Source data:

────────────────

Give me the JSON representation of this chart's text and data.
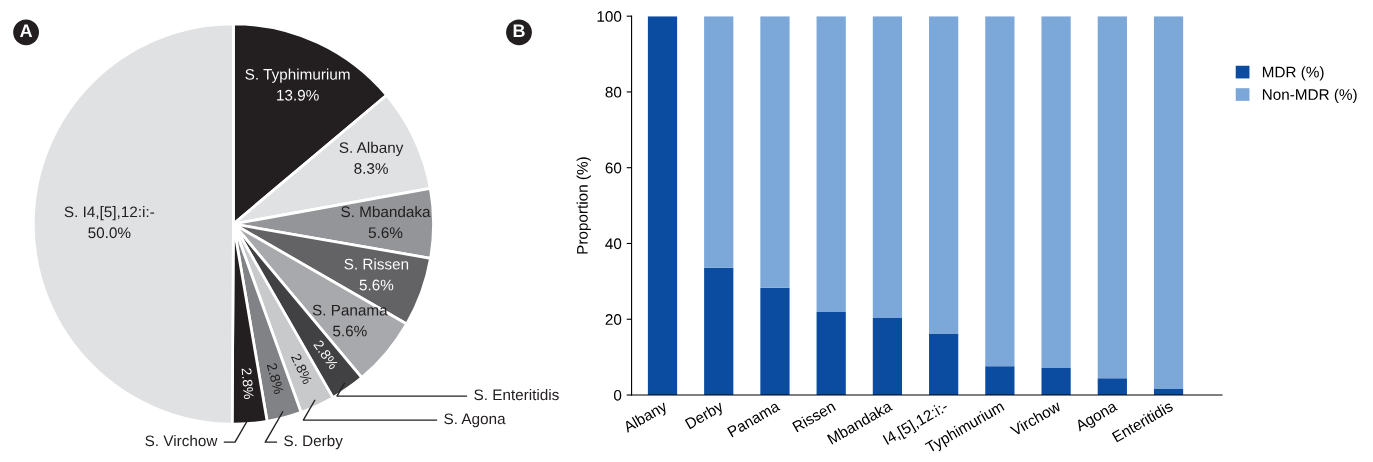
{
  "chart_data": [
    {
      "type": "pie",
      "annotations": [
        "A"
      ],
      "categories": [
        "S. Typhimurium",
        "S. Albany",
        "S. Mbandaka",
        "S. Rissen",
        "S. Panama",
        "S. Enteritidis",
        "S. Agona",
        "S. Derby",
        "S. Virchow",
        "S. I4,[5],12:i:-"
      ],
      "values": [
        13.9,
        8.3,
        5.6,
        5.6,
        5.6,
        2.8,
        2.8,
        2.8,
        2.8,
        50.0
      ],
      "value_labels": [
        "13.9%",
        "8.3%",
        "5.6%",
        "5.6%",
        "5.6%",
        "2.8%",
        "2.8%",
        "2.8%",
        "2.8%",
        "50.0%"
      ],
      "colors": [
        "#231f20",
        "#e0e1e3",
        "#939598",
        "#636366",
        "#a7a9ac",
        "#414042",
        "#c8c9cb",
        "#808285",
        "#231f20",
        "#e0e1e3"
      ]
    },
    {
      "type": "bar",
      "stacked": true,
      "annotations": [
        "B"
      ],
      "ylabel": "Proportion (%)",
      "categories": [
        "Albany",
        "Derby",
        "Panama",
        "Rissen",
        "Mbandaka",
        "I4,[5],12:i:-",
        "Typhimurium",
        "Virchow",
        "Agona",
        "Enteritidis"
      ],
      "ylim": [
        0,
        100
      ],
      "yticks": [
        0,
        20,
        40,
        60,
        80,
        100
      ],
      "grid": false,
      "legend": "right",
      "series": [
        {
          "name": "MDR (%)",
          "color": "#0c4ca0",
          "values": [
            100,
            33.6,
            28.3,
            21.9,
            20.3,
            16.1,
            7.6,
            7.1,
            4.4,
            1.6
          ]
        },
        {
          "name": "Non-MDR (%)",
          "color": "#7ba7d9",
          "values": [
            0,
            66.4,
            71.7,
            78.1,
            79.7,
            83.9,
            92.4,
            92.9,
            95.6,
            98.4
          ]
        }
      ]
    }
  ]
}
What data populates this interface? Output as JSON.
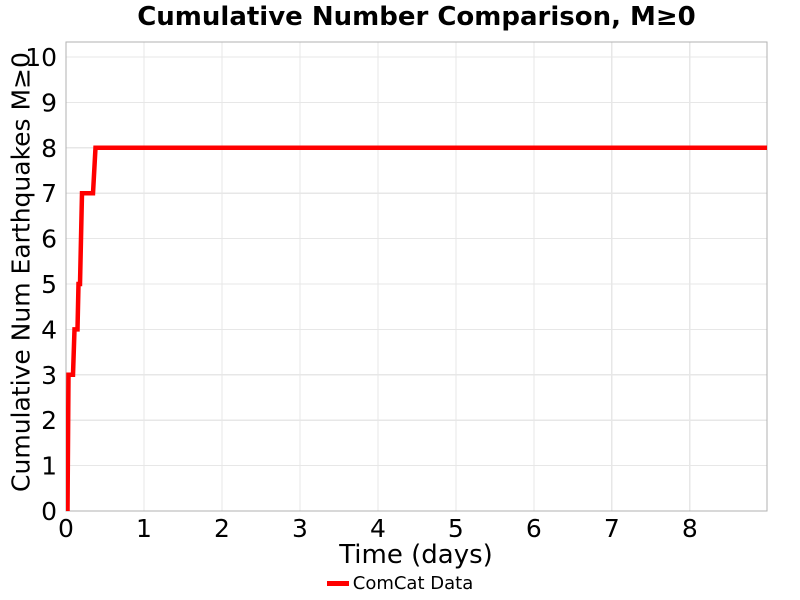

────────────────

* _Short problem_
Take every line from the data above that holds "JSON" and copy it out.

* _Exercise output_
Give me the JSON representation of this chart's text and data.
What data populates this interface? Output as JSON.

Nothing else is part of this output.